**Given exercise:**
Locate every line in the material below that has the word "center". Copy each of those lines.

**Given information:**

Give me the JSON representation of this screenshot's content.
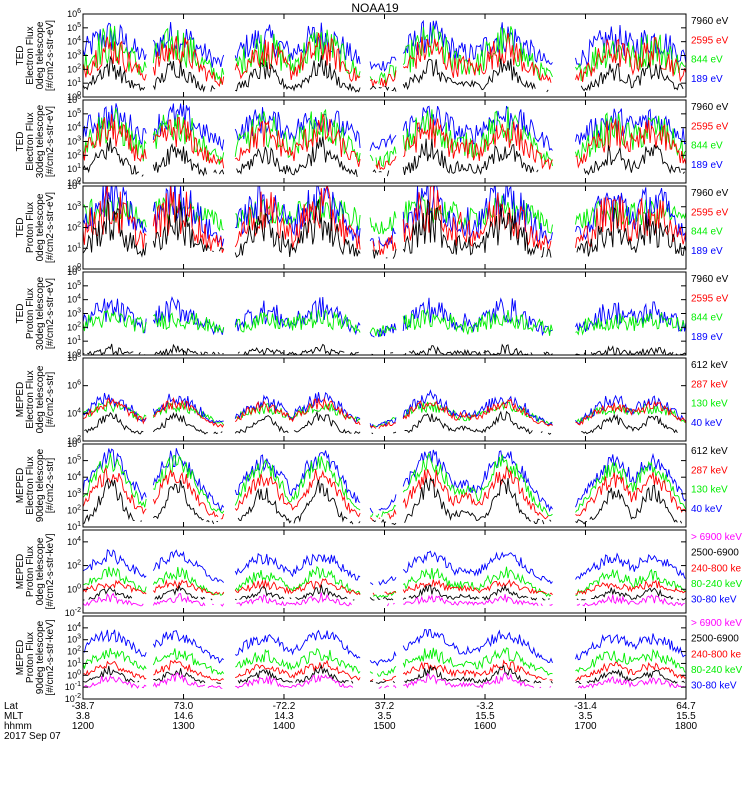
{
  "title": "NOAA19",
  "colors": {
    "blue": "#0000ff",
    "red": "#ff0000",
    "green": "#00ee00",
    "black": "#000000",
    "magenta": "#ff00ff"
  },
  "chart_data": [
    {
      "type": "line",
      "instrument": "TED",
      "ylabel_lines": [
        "TED",
        "Electron Flux",
        "0deg telescope",
        "[#/cm2-s-str-eV]"
      ],
      "ylog": true,
      "ylim_exp": [
        0,
        6
      ],
      "yticks": [
        "10^0",
        "10^1",
        "10^2",
        "10^3",
        "10^4",
        "10^5",
        "10^6"
      ],
      "legend": [
        {
          "label": "7960 eV",
          "color": "black"
        },
        {
          "label": "2595 eV",
          "color": "red"
        },
        {
          "label": "844 eV",
          "color": "green"
        },
        {
          "label": "189 eV",
          "color": "blue"
        }
      ],
      "series": [
        {
          "color": "blue",
          "base": 2.0,
          "amp": 2.4,
          "width": 0.055,
          "noise": 0.9,
          "level": "mid"
        },
        {
          "color": "green",
          "base": 1.2,
          "amp": 2.6,
          "width": 0.05,
          "noise": 1.1,
          "level": "mid"
        },
        {
          "color": "red",
          "base": 1.0,
          "amp": 2.5,
          "width": 0.045,
          "noise": 0.9,
          "level": "mid"
        },
        {
          "color": "black",
          "base": 0.6,
          "amp": 1.6,
          "width": 0.04,
          "noise": 0.6,
          "level": "low"
        }
      ]
    },
    {
      "type": "line",
      "instrument": "TED",
      "ylabel_lines": [
        "TED",
        "Electron Flux",
        "30deg telescope",
        "[#/cm2-s-str-eV]"
      ],
      "ylog": true,
      "ylim_exp": [
        0,
        6
      ],
      "yticks": [
        "10^0",
        "10^1",
        "10^2",
        "10^3",
        "10^4",
        "10^5",
        "10^6"
      ],
      "legend": [
        {
          "label": "7960 eV",
          "color": "black"
        },
        {
          "label": "2595 eV",
          "color": "red"
        },
        {
          "label": "844 eV",
          "color": "green"
        },
        {
          "label": "189 eV",
          "color": "blue"
        }
      ],
      "series": [
        {
          "color": "blue",
          "base": 2.3,
          "amp": 2.5,
          "width": 0.06,
          "noise": 0.8,
          "level": "mid"
        },
        {
          "color": "green",
          "base": 1.4,
          "amp": 2.8,
          "width": 0.05,
          "noise": 1.0,
          "level": "mid"
        },
        {
          "color": "red",
          "base": 1.2,
          "amp": 2.6,
          "width": 0.045,
          "noise": 0.9,
          "level": "mid"
        },
        {
          "color": "black",
          "base": 0.7,
          "amp": 1.8,
          "width": 0.04,
          "noise": 0.7,
          "level": "low"
        }
      ]
    },
    {
      "type": "line",
      "instrument": "TED",
      "ylabel_lines": [
        "TED",
        "Proton Flux",
        "0deg telescope",
        "[#/cm2-s-str-eV]"
      ],
      "ylog": true,
      "ylim_exp": [
        0,
        4
      ],
      "yticks": [
        "10^0",
        "10^1",
        "10^2",
        "10^3",
        "10^4"
      ],
      "legend": [
        {
          "label": "7960 eV",
          "color": "black"
        },
        {
          "label": "2595 eV",
          "color": "red"
        },
        {
          "label": "844 eV",
          "color": "green"
        },
        {
          "label": "189 eV",
          "color": "blue"
        }
      ],
      "series": [
        {
          "color": "green",
          "base": 1.4,
          "amp": 1.5,
          "width": 0.09,
          "noise": 0.5,
          "level": "mid"
        },
        {
          "color": "blue",
          "base": 1.2,
          "amp": 2.2,
          "width": 0.05,
          "noise": 0.8,
          "level": "mid"
        },
        {
          "color": "red",
          "base": 1.0,
          "amp": 1.9,
          "width": 0.045,
          "noise": 0.9,
          "level": "mid"
        },
        {
          "color": "black",
          "base": 0.8,
          "amp": 1.5,
          "width": 0.045,
          "noise": 0.8,
          "level": "low"
        }
      ]
    },
    {
      "type": "line",
      "instrument": "TED",
      "ylabel_lines": [
        "TED",
        "Proton Flux",
        "30deg telescope",
        "[#/cm2-s-str-eV]"
      ],
      "ylog": true,
      "ylim_exp": [
        0,
        6
      ],
      "yticks": [
        "10^0",
        "10^1",
        "10^2",
        "10^3",
        "10^4",
        "10^5",
        "10^6"
      ],
      "legend": [
        {
          "label": "7960 eV",
          "color": "black"
        },
        {
          "label": "2595 eV",
          "color": "red"
        },
        {
          "label": "844 eV",
          "color": "green"
        },
        {
          "label": "189 eV",
          "color": "blue"
        }
      ],
      "series": [
        {
          "color": "blue",
          "base": 1.5,
          "amp": 1.8,
          "width": 0.05,
          "noise": 0.7,
          "level": "mid"
        },
        {
          "color": "green",
          "base": 1.0,
          "amp": 1.6,
          "width": 0.09,
          "noise": 0.5,
          "level": "mid"
        },
        {
          "color": "black",
          "base": 0.1,
          "amp": 0.3,
          "width": 0.03,
          "noise": 0.3,
          "level": "low"
        }
      ]
    },
    {
      "type": "line",
      "instrument": "MEPED",
      "ylabel_lines": [
        "MEPED",
        "Electron Flux",
        "0deg telescope",
        "[#/cm2-s-str]"
      ],
      "ylog": true,
      "ylim_exp": [
        2,
        8
      ],
      "yticks": [
        "10^2",
        "10^4",
        "10^6",
        "10^8"
      ],
      "legend": [
        {
          "label": "612 keV",
          "color": "black"
        },
        {
          "label": "287 keV",
          "color": "red"
        },
        {
          "label": "130 keV",
          "color": "green"
        },
        {
          "label": "40 keV",
          "color": "blue"
        }
      ],
      "series": [
        {
          "color": "green",
          "base": 2.9,
          "amp": 1.6,
          "width": 0.06,
          "noise": 0.3,
          "level": "mid"
        },
        {
          "color": "blue",
          "base": 3.0,
          "amp": 2.1,
          "width": 0.05,
          "noise": 0.4,
          "level": "mid"
        },
        {
          "color": "red",
          "base": 2.9,
          "amp": 1.8,
          "width": 0.05,
          "noise": 0.3,
          "level": "mid"
        },
        {
          "color": "black",
          "base": 2.6,
          "amp": 1.2,
          "width": 0.035,
          "noise": 0.3,
          "level": "low"
        }
      ]
    },
    {
      "type": "line",
      "instrument": "MEPED",
      "ylabel_lines": [
        "MEPED",
        "Electron Flux",
        "90deg telescope",
        "[#/cm2-s-str]"
      ],
      "ylog": true,
      "ylim_exp": [
        1,
        6
      ],
      "yticks": [
        "10^1",
        "10^2",
        "10^3",
        "10^4",
        "10^5",
        "10^6"
      ],
      "legend": [
        {
          "label": "612 keV",
          "color": "black"
        },
        {
          "label": "287 keV",
          "color": "red"
        },
        {
          "label": "130 keV",
          "color": "green"
        },
        {
          "label": "40 keV",
          "color": "blue"
        }
      ],
      "series": [
        {
          "color": "blue",
          "base": 1.8,
          "amp": 3.4,
          "width": 0.05,
          "noise": 0.4,
          "level": "mid"
        },
        {
          "color": "green",
          "base": 1.6,
          "amp": 3.3,
          "width": 0.045,
          "noise": 0.4,
          "level": "mid"
        },
        {
          "color": "red",
          "base": 1.5,
          "amp": 2.6,
          "width": 0.04,
          "noise": 0.4,
          "level": "mid"
        },
        {
          "color": "black",
          "base": 1.3,
          "amp": 2.2,
          "width": 0.035,
          "noise": 0.4,
          "level": "low"
        }
      ]
    },
    {
      "type": "line",
      "instrument": "MEPED",
      "ylabel_lines": [
        "MEPED",
        "Proton Flux",
        "0deg telescope",
        "[#/cm2-s-str-keV]"
      ],
      "ylog": true,
      "ylim_exp": [
        -2,
        5
      ],
      "yticks": [
        "10^-2",
        "10^0",
        "10^2",
        "10^4"
      ],
      "legend": [
        {
          "label": "> 6900 keV",
          "color": "magenta"
        },
        {
          "label": "2500-6900",
          "color": "black"
        },
        {
          "label": "240-800 ke",
          "color": "red"
        },
        {
          "label": "80-240 keV",
          "color": "green"
        },
        {
          "label": "30-80 keV",
          "color": "blue"
        }
      ],
      "series": [
        {
          "color": "blue",
          "base": 0.4,
          "amp": 2.4,
          "width": 0.05,
          "noise": 0.4,
          "level": "mid"
        },
        {
          "color": "green",
          "base": -0.6,
          "amp": 2.0,
          "width": 0.045,
          "noise": 0.4,
          "level": "mid"
        },
        {
          "color": "red",
          "base": -0.4,
          "amp": 0.9,
          "width": 0.04,
          "noise": 0.3,
          "level": "mid"
        },
        {
          "color": "black",
          "base": -0.8,
          "amp": 0.8,
          "width": 0.03,
          "noise": 0.3,
          "level": "low"
        },
        {
          "color": "magenta",
          "base": -1.3,
          "amp": 0.6,
          "width": 0.04,
          "noise": 0.3,
          "level": "low"
        }
      ]
    },
    {
      "type": "line",
      "instrument": "MEPED",
      "ylabel_lines": [
        "MEPED",
        "Proton Flux",
        "90deg telescope",
        "[#/cm2-s-str-keV]"
      ],
      "ylog": true,
      "ylim_exp": [
        -2,
        5
      ],
      "yticks": [
        "10^-2",
        "10^-1",
        "10^0",
        "10^1",
        "10^2",
        "10^3",
        "10^4"
      ],
      "legend": [
        {
          "label": "> 6900 keV",
          "color": "magenta"
        },
        {
          "label": "2500-6900",
          "color": "black"
        },
        {
          "label": "240-800 ke",
          "color": "red"
        },
        {
          "label": "80-240 keV",
          "color": "green"
        },
        {
          "label": "30-80 keV",
          "color": "blue"
        }
      ],
      "series": [
        {
          "color": "blue",
          "base": 0.8,
          "amp": 2.6,
          "width": 0.055,
          "noise": 0.4,
          "level": "mid"
        },
        {
          "color": "green",
          "base": 0.0,
          "amp": 1.8,
          "width": 0.05,
          "noise": 0.4,
          "level": "mid"
        },
        {
          "color": "red",
          "base": -0.4,
          "amp": 1.3,
          "width": 0.04,
          "noise": 0.3,
          "level": "mid"
        },
        {
          "color": "black",
          "base": -0.6,
          "amp": 1.0,
          "width": 0.035,
          "noise": 0.3,
          "level": "low"
        },
        {
          "color": "magenta",
          "base": -1.0,
          "amp": 0.8,
          "width": 0.04,
          "noise": 0.3,
          "level": "low"
        }
      ]
    }
  ],
  "passes": [
    {
      "center": 0.045,
      "strength": 1.0
    },
    {
      "center": 0.155,
      "strength": 1.0
    },
    {
      "center": 0.3,
      "strength": 0.9
    },
    {
      "center": 0.395,
      "strength": 1.0
    },
    {
      "center": 0.575,
      "strength": 1.0
    },
    {
      "center": 0.63,
      "strength": 0.5
    },
    {
      "center": 0.7,
      "strength": 1.0
    },
    {
      "center": 0.88,
      "strength": 0.9
    },
    {
      "center": 0.945,
      "strength": 0.9
    }
  ],
  "gaps": [
    [
      0.105,
      0.115
    ],
    [
      0.235,
      0.25
    ],
    [
      0.46,
      0.475
    ],
    [
      0.52,
      0.53
    ],
    [
      0.78,
      0.815
    ]
  ],
  "footer": {
    "row_labels": [
      "Lat",
      "MLT",
      "hhmm"
    ],
    "date": "2017 Sep 07",
    "ticks": [
      {
        "x": 0.0,
        "lat": "-38.7",
        "mlt": "3.8",
        "hhmm": "1200"
      },
      {
        "x": 0.1667,
        "lat": "73.0",
        "mlt": "14.6",
        "hhmm": "1300"
      },
      {
        "x": 0.3333,
        "lat": "-72.2",
        "mlt": "14.3",
        "hhmm": "1400"
      },
      {
        "x": 0.5,
        "lat": "37.2",
        "mlt": "3.5",
        "hhmm": "1500"
      },
      {
        "x": 0.6667,
        "lat": "-3.2",
        "mlt": "15.5",
        "hhmm": "1600"
      },
      {
        "x": 0.8333,
        "lat": "-31.4",
        "mlt": "3.5",
        "hhmm": "1700"
      },
      {
        "x": 1.0,
        "lat": "64.7",
        "mlt": "15.5",
        "hhmm": "1800"
      }
    ]
  }
}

**Answer to this exercise:**
      "center": 0.045,
      "center": 0.155,
      "center": 0.3,
      "center": 0.395,
      "center": 0.575,
      "center": 0.63,
      "center": 0.7,
      "center": 0.88,
      "center": 0.945,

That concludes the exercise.